* begin Given records *
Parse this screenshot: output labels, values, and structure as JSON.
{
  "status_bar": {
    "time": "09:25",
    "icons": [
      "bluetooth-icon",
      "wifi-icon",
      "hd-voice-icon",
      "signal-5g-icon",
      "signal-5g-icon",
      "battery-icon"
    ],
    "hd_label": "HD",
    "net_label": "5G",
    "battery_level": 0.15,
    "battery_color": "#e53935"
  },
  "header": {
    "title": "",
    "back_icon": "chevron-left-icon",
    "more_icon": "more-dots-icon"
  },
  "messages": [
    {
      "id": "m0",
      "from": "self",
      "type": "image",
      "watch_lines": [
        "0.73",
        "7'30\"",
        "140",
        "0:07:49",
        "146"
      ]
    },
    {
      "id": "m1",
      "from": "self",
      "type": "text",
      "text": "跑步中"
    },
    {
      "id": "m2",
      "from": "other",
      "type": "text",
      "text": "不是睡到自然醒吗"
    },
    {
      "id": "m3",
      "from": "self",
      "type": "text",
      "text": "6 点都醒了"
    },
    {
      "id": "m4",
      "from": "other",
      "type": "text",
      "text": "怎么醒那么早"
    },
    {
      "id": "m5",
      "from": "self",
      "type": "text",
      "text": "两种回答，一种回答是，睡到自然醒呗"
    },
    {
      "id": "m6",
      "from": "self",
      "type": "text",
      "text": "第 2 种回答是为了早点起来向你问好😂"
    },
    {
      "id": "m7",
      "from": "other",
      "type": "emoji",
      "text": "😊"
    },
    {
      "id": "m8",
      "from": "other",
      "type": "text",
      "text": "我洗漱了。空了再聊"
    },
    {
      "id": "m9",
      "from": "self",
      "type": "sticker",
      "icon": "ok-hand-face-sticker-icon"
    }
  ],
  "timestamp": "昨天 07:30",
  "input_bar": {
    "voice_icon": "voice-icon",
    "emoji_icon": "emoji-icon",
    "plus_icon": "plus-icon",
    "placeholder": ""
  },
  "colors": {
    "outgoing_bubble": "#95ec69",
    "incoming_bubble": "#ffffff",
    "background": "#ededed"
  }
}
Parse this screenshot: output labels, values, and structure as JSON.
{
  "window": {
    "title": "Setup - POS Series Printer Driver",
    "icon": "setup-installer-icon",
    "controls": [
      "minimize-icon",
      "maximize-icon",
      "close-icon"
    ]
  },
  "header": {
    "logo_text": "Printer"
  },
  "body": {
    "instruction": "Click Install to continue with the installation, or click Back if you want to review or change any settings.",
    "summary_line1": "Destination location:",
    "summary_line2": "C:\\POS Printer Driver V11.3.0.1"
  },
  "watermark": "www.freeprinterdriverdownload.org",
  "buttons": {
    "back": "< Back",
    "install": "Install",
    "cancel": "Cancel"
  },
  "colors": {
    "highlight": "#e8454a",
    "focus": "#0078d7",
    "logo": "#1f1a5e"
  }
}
* end Given records *
Each line of the listing should be echoed back exactly.

# [Complete response]
Parse this screenshot: output labels, values, and structure as JSON.
{
  "status_bar": {
    "time": "09:25",
    "icons": [
      "bluetooth-icon",
      "wifi-icon",
      "hd-voice-icon",
      "signal-5g-icon",
      "signal-5g-icon",
      "battery-icon"
    ],
    "hd_label": "HD",
    "net_label": "5G",
    "battery_level": 0.15,
    "battery_color": "#e53935"
  },
  "header": {
    "title": "",
    "back_icon": "chevron-left-icon",
    "more_icon": "more-dots-icon"
  },
  "messages": [
    {
      "id": "m0",
      "from": "self",
      "type": "image",
      "watch_lines": [
        "0.73",
        "7'30\"",
        "140",
        "0:07:49",
        "146"
      ]
    },
    {
      "id": "m1",
      "from": "self",
      "type": "text",
      "text": "跑步中"
    },
    {
      "id": "m2",
      "from": "other",
      "type": "text",
      "text": "不是睡到自然醒吗"
    },
    {
      "id": "m3",
      "from": "self",
      "type": "text",
      "text": "6 点都醒了"
    },
    {
      "id": "m4",
      "from": "other",
      "type": "text",
      "text": "怎么醒那么早"
    },
    {
      "id": "m5",
      "from": "self",
      "type": "text",
      "text": "两种回答，一种回答是，睡到自然醒呗"
    },
    {
      "id": "m6",
      "from": "self",
      "type": "text",
      "text": "第 2 种回答是为了早点起来向你问好😂"
    },
    {
      "id": "m7",
      "from": "other",
      "type": "emoji",
      "text": "😊"
    },
    {
      "id": "m8",
      "from": "other",
      "type": "text",
      "text": "我洗漱了。空了再聊"
    },
    {
      "id": "m9",
      "from": "self",
      "type": "sticker",
      "icon": "ok-hand-face-sticker-icon"
    }
  ],
  "timestamp": "昨天 07:30",
  "input_bar": {
    "voice_icon": "voice-icon",
    "emoji_icon": "emoji-icon",
    "plus_icon": "plus-icon",
    "placeholder": ""
  },
  "colors": {
    "outgoing_bubble": "#95ec69",
    "incoming_bubble": "#ffffff",
    "background": "#ededed"
  }
}
Parse this screenshot: output labels, values, and structure as JSON.
{
  "window": {
    "title": "Setup - POS Series Printer Driver",
    "icon": "setup-installer-icon",
    "controls": [
      "minimize-icon",
      "maximize-icon",
      "close-icon"
    ]
  },
  "header": {
    "logo_text": "Printer"
  },
  "body": {
    "instruction": "Click Install to continue with the installation, or click Back if you want to review or change any settings.",
    "summary_line1": "Destination location:",
    "summary_line2": "C:\\POS Printer Driver V11.3.0.1"
  },
  "watermark": "www.freeprinterdriverdownload.org",
  "buttons": {
    "back": "< Back",
    "install": "Install",
    "cancel": "Cancel"
  },
  "colors": {
    "highlight": "#e8454a",
    "focus": "#0078d7",
    "logo": "#1f1a5e"
  }
}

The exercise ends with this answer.